### WHAT IS EXPECTED:
Reply with only the number of lines that contain the string "color".

Source records

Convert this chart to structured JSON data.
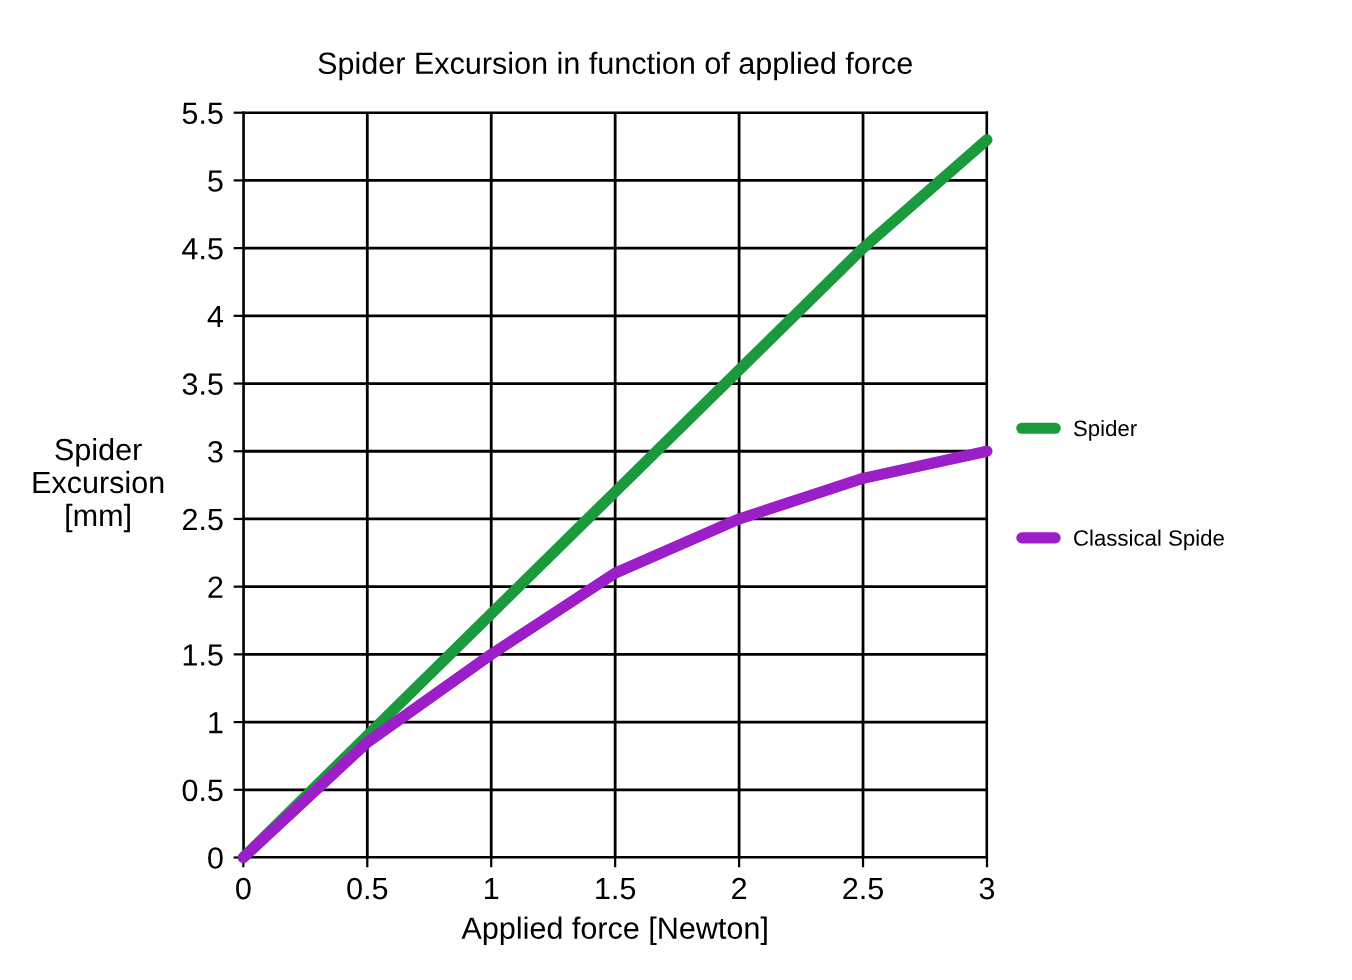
{
  "chart_data": {
    "type": "line",
    "title": "Spider Excursion in function of applied force",
    "xlabel": "Applied force [Newton]",
    "ylabel": "Spider\nExcursion\n[mm]",
    "x": [
      0,
      0.5,
      1,
      1.5,
      2,
      2.5,
      3
    ],
    "series": [
      {
        "name": "Spider",
        "color": "#1a9a3c",
        "values": [
          0,
          0.9,
          1.8,
          2.7,
          3.6,
          4.5,
          5.3
        ]
      },
      {
        "name": "Classical Spide",
        "color": "#9b1ec8",
        "values": [
          0,
          0.85,
          1.5,
          2.1,
          2.5,
          2.8,
          3.0
        ]
      }
    ],
    "xlim": [
      0,
      3
    ],
    "xticks": [
      0,
      0.5,
      1,
      1.5,
      2,
      2.5,
      3
    ],
    "ylim": [
      0,
      5.5
    ],
    "yticks": [
      0,
      0.5,
      1,
      1.5,
      2,
      2.5,
      3,
      3.5,
      4,
      4.5,
      5,
      5.5
    ],
    "grid": true,
    "legend": "right",
    "marker": "none",
    "line_style": "solid"
  }
}
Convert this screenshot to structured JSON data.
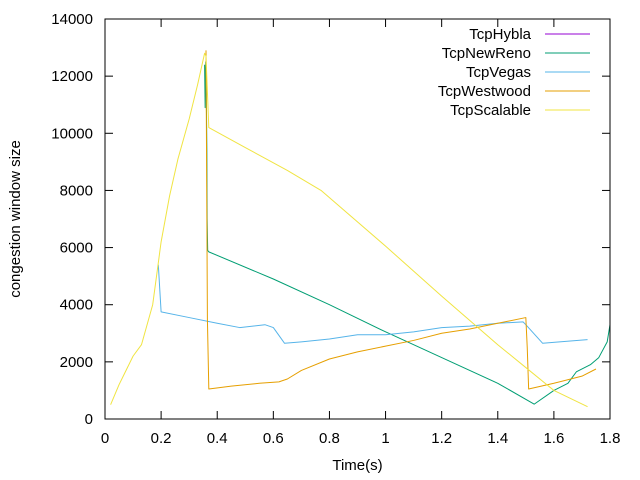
{
  "chart_data": {
    "type": "line",
    "xlabel": "Time(s)",
    "ylabel": "congestion window size",
    "xlim": [
      0,
      1.8
    ],
    "ylim": [
      0,
      14000
    ],
    "xticks": [
      0,
      0.2,
      0.4,
      0.6,
      0.8,
      1,
      1.2,
      1.4,
      1.6,
      1.8
    ],
    "xtick_labels": [
      "0",
      "0.2",
      "0.4",
      "0.6",
      "0.8",
      "1",
      "1.2",
      "1.4",
      "1.6",
      "1.8"
    ],
    "yticks": [
      0,
      2000,
      4000,
      6000,
      8000,
      10000,
      12000,
      14000
    ],
    "ytick_labels": [
      "0",
      "2000",
      "4000",
      "6000",
      "8000",
      "10000",
      "12000",
      "14000"
    ],
    "grid": false,
    "legend_position": "top-right",
    "series": [
      {
        "name": "TcpHybla",
        "color": "#9400d3",
        "points": []
      },
      {
        "name": "TcpNewReno",
        "color": "#009e73",
        "points": [
          [
            0.355,
            12400
          ],
          [
            0.357,
            10900
          ],
          [
            0.359,
            12500
          ],
          [
            0.361,
            11500
          ],
          [
            0.363,
            9400
          ],
          [
            0.364,
            7000
          ],
          [
            0.366,
            5900
          ],
          [
            0.37,
            5850
          ],
          [
            0.6,
            4900
          ],
          [
            0.8,
            4000
          ],
          [
            1.0,
            3050
          ],
          [
            1.2,
            2150
          ],
          [
            1.4,
            1250
          ],
          [
            1.53,
            520
          ],
          [
            1.6,
            1000
          ],
          [
            1.65,
            1250
          ],
          [
            1.68,
            1650
          ],
          [
            1.73,
            1900
          ],
          [
            1.76,
            2150
          ],
          [
            1.79,
            2700
          ],
          [
            1.8,
            3300
          ]
        ]
      },
      {
        "name": "TcpVegas",
        "color": "#56b4e9",
        "points": [
          [
            0.19,
            5400
          ],
          [
            0.2,
            3750
          ],
          [
            0.3,
            3550
          ],
          [
            0.4,
            3350
          ],
          [
            0.48,
            3200
          ],
          [
            0.57,
            3300
          ],
          [
            0.6,
            3200
          ],
          [
            0.64,
            2650
          ],
          [
            0.7,
            2700
          ],
          [
            0.8,
            2800
          ],
          [
            0.9,
            2950
          ],
          [
            1.0,
            2950
          ],
          [
            1.1,
            3050
          ],
          [
            1.2,
            3200
          ],
          [
            1.3,
            3250
          ],
          [
            1.4,
            3350
          ],
          [
            1.49,
            3400
          ],
          [
            1.5,
            3300
          ],
          [
            1.56,
            2650
          ],
          [
            1.62,
            2700
          ],
          [
            1.72,
            2780
          ]
        ]
      },
      {
        "name": "TcpWestwood",
        "color": "#e69f00",
        "points": [
          [
            0.36,
            12900
          ],
          [
            0.365,
            3500
          ],
          [
            0.37,
            1050
          ],
          [
            0.45,
            1150
          ],
          [
            0.55,
            1250
          ],
          [
            0.62,
            1300
          ],
          [
            0.65,
            1400
          ],
          [
            0.7,
            1700
          ],
          [
            0.8,
            2100
          ],
          [
            0.9,
            2350
          ],
          [
            1.0,
            2550
          ],
          [
            1.1,
            2750
          ],
          [
            1.2,
            3000
          ],
          [
            1.3,
            3150
          ],
          [
            1.4,
            3350
          ],
          [
            1.5,
            3550
          ],
          [
            1.505,
            2500
          ],
          [
            1.51,
            1050
          ],
          [
            1.6,
            1250
          ],
          [
            1.7,
            1500
          ],
          [
            1.75,
            1750
          ]
        ]
      },
      {
        "name": "TcpScalable",
        "color": "#f0e442",
        "points": [
          [
            0.02,
            500
          ],
          [
            0.05,
            1200
          ],
          [
            0.1,
            2200
          ],
          [
            0.13,
            2600
          ],
          [
            0.17,
            4000
          ],
          [
            0.2,
            6200
          ],
          [
            0.23,
            7800
          ],
          [
            0.26,
            9100
          ],
          [
            0.3,
            10500
          ],
          [
            0.33,
            11700
          ],
          [
            0.355,
            12800
          ],
          [
            0.36,
            12700
          ],
          [
            0.37,
            10200
          ],
          [
            0.5,
            9500
          ],
          [
            0.65,
            8700
          ],
          [
            0.77,
            8000
          ],
          [
            1.0,
            6050
          ],
          [
            1.2,
            4300
          ],
          [
            1.4,
            2600
          ],
          [
            1.5,
            1800
          ],
          [
            1.6,
            1000
          ],
          [
            1.72,
            430
          ]
        ]
      }
    ]
  }
}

### RESPONSE:
7